Task prompt
Rewrite the lines below, replacing every "elements" with "items" and changing nothing else. Leave the pictures out of your answer.

Data supplied
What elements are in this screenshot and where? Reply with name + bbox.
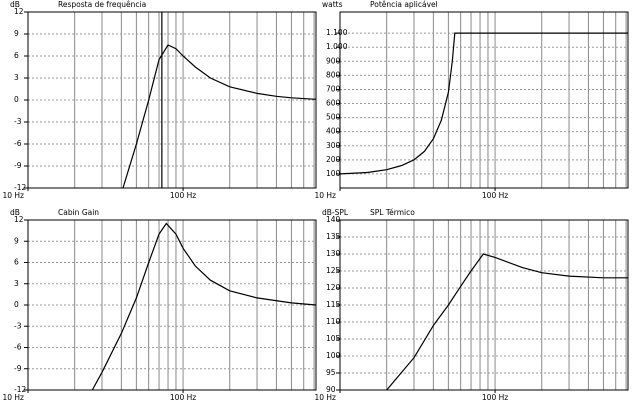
y-tick-label: 110	[326, 317, 341, 326]
y-tick-label: 1.000	[326, 42, 348, 51]
x-tick-label: 100 Hz	[170, 191, 196, 200]
y-tick-label: -3	[14, 117, 22, 126]
y-tick-label: 1.100	[326, 28, 348, 37]
y-tick-label: 300	[326, 141, 341, 150]
y-tick-label: 0	[14, 300, 19, 309]
y-tick-label: 200	[326, 155, 341, 164]
plot-frame	[339, 219, 629, 391]
y-tick-label: 3	[14, 73, 19, 82]
chart-title: Potência aplicável	[370, 0, 438, 9]
y-tick-label: 115	[326, 300, 341, 309]
y-axis-label: dB-SPL	[322, 208, 349, 217]
x-tick-label: 10 Hz	[2, 393, 24, 402]
chart-title: Cabin Gain	[58, 208, 99, 217]
x-tick-label: 10 Hz	[2, 191, 24, 200]
plot-frame	[27, 219, 317, 391]
y-tick-label: 9	[14, 236, 19, 245]
curve	[122, 44, 316, 188]
y-tick-label: 6	[14, 258, 19, 267]
chart-title: Resposta de frequência	[58, 0, 146, 9]
y-tick-label: 12	[14, 215, 24, 224]
y-tick-label: -6	[14, 139, 22, 148]
y-tick-label: 135	[326, 232, 341, 241]
y-axis-label: watts	[322, 0, 343, 9]
y-tick-label: -12	[14, 385, 26, 394]
y-tick-label: 3	[14, 279, 19, 288]
y-tick-label: 0	[14, 95, 19, 104]
y-tick-label: -6	[14, 343, 22, 352]
y-tick-label: 400	[326, 127, 341, 136]
y-tick-label: 120	[326, 283, 341, 292]
y-tick-label: 90	[326, 385, 336, 394]
y-tick-label: -3	[14, 321, 22, 330]
y-tick-label: 125	[326, 266, 341, 275]
y-tick-label: 600	[326, 99, 341, 108]
y-tick-label: 900	[326, 56, 341, 65]
y-tick-label: 100	[326, 169, 341, 178]
y-tick-label: 12	[14, 7, 24, 16]
y-tick-label: -9	[14, 161, 22, 170]
y-tick-label: -9	[14, 364, 22, 373]
y-axis-label: dB	[10, 208, 20, 217]
curve	[386, 253, 628, 390]
plot-frame	[27, 11, 317, 189]
x-tick-label: 10 Hz	[314, 393, 336, 402]
y-tick-label: 6	[14, 51, 19, 60]
y-tick-label: 500	[326, 113, 341, 122]
y-tick-label: 130	[326, 249, 341, 258]
y-tick-label: 100	[326, 351, 341, 360]
y-tick-label: 9	[14, 29, 19, 38]
y-tick-label: 95	[326, 368, 336, 377]
y-tick-label: 700	[326, 84, 341, 93]
y-tick-label: 105	[326, 334, 341, 343]
curve	[91, 222, 316, 390]
y-tick-label: -12	[14, 183, 26, 192]
chart-title: SPL Térmico	[370, 208, 415, 217]
x-tick-label: 100 Hz	[482, 393, 508, 402]
x-tick-label: 100 Hz	[170, 393, 196, 402]
x-tick-label: 10 Hz	[314, 191, 336, 200]
x-tick-label: 100 Hz	[482, 191, 508, 200]
y-tick-label: 800	[326, 70, 341, 79]
plot-frame	[339, 11, 629, 189]
y-tick-label: 140	[326, 215, 341, 224]
y-axis-label: dB	[10, 0, 20, 9]
curve	[340, 32, 628, 175]
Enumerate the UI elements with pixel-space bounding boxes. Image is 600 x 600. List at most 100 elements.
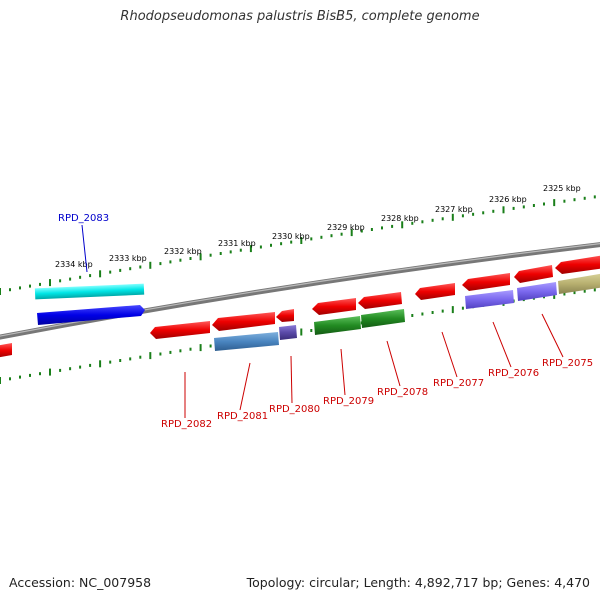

Full response
What items are in this screenshot and where? Reply with name + bbox.
y-tick-label: 110	[326, 317, 341, 326]
y-tick-label: 1.000	[326, 42, 348, 51]
x-tick-label: 100 Hz	[170, 191, 196, 200]
y-tick-label: -3	[14, 117, 22, 126]
y-tick-label: 1.100	[326, 28, 348, 37]
y-tick-label: 300	[326, 141, 341, 150]
y-tick-label: 0	[14, 300, 19, 309]
y-tick-label: 200	[326, 155, 341, 164]
plot-frame	[339, 219, 629, 391]
y-tick-label: 3	[14, 73, 19, 82]
chart-title: Potência aplicável	[370, 0, 438, 9]
y-tick-label: 115	[326, 300, 341, 309]
y-axis-label: dB-SPL	[322, 208, 349, 217]
x-tick-label: 10 Hz	[2, 393, 24, 402]
chart-title: Cabin Gain	[58, 208, 99, 217]
x-tick-label: 10 Hz	[2, 191, 24, 200]
plot-frame	[27, 219, 317, 391]
y-tick-label: 9	[14, 236, 19, 245]
curve	[122, 44, 316, 188]
y-tick-label: 6	[14, 258, 19, 267]
chart-title: Resposta de frequência	[58, 0, 146, 9]
y-tick-label: 12	[14, 215, 24, 224]
y-tick-label: -6	[14, 139, 22, 148]
y-tick-label: 135	[326, 232, 341, 241]
y-axis-label: watts	[322, 0, 343, 9]
y-tick-label: -12	[14, 385, 26, 394]
y-tick-label: 3	[14, 279, 19, 288]
y-tick-label: 0	[14, 95, 19, 104]
y-tick-label: -6	[14, 343, 22, 352]
y-tick-label: 400	[326, 127, 341, 136]
y-tick-label: 120	[326, 283, 341, 292]
y-tick-label: 90	[326, 385, 336, 394]
y-tick-label: -3	[14, 321, 22, 330]
y-tick-label: 125	[326, 266, 341, 275]
y-tick-label: 600	[326, 99, 341, 108]
y-tick-label: 900	[326, 56, 341, 65]
y-tick-label: 100	[326, 169, 341, 178]
y-tick-label: 12	[14, 7, 24, 16]
y-tick-label: -9	[14, 161, 22, 170]
y-tick-label: -9	[14, 364, 22, 373]
y-axis-label: dB	[10, 208, 20, 217]
curve	[386, 253, 628, 390]
plot-frame	[27, 11, 317, 189]
x-tick-label: 10 Hz	[314, 393, 336, 402]
y-tick-label: 6	[14, 51, 19, 60]
y-tick-label: 500	[326, 113, 341, 122]
y-tick-label: 130	[326, 249, 341, 258]
y-tick-label: 100	[326, 351, 341, 360]
y-tick-label: 9	[14, 29, 19, 38]
y-tick-label: 95	[326, 368, 336, 377]
y-tick-label: 700	[326, 84, 341, 93]
y-tick-label: 105	[326, 334, 341, 343]
curve	[91, 222, 316, 390]
y-tick-label: -12	[14, 183, 26, 192]
chart-title: SPL Térmico	[370, 208, 415, 217]
x-tick-label: 100 Hz	[482, 393, 508, 402]
x-tick-label: 100 Hz	[170, 393, 196, 402]
x-tick-label: 10 Hz	[314, 191, 336, 200]
x-tick-label: 100 Hz	[482, 191, 508, 200]
y-tick-label: 800	[326, 70, 341, 79]
plot-frame	[339, 11, 629, 189]
y-tick-label: 140	[326, 215, 341, 224]
y-axis-label: dB	[10, 0, 20, 9]
curve	[340, 32, 628, 175]
Enumerate the UI items with pixel-space bounding boxes. Image is 600 x 600. List at most 100 items.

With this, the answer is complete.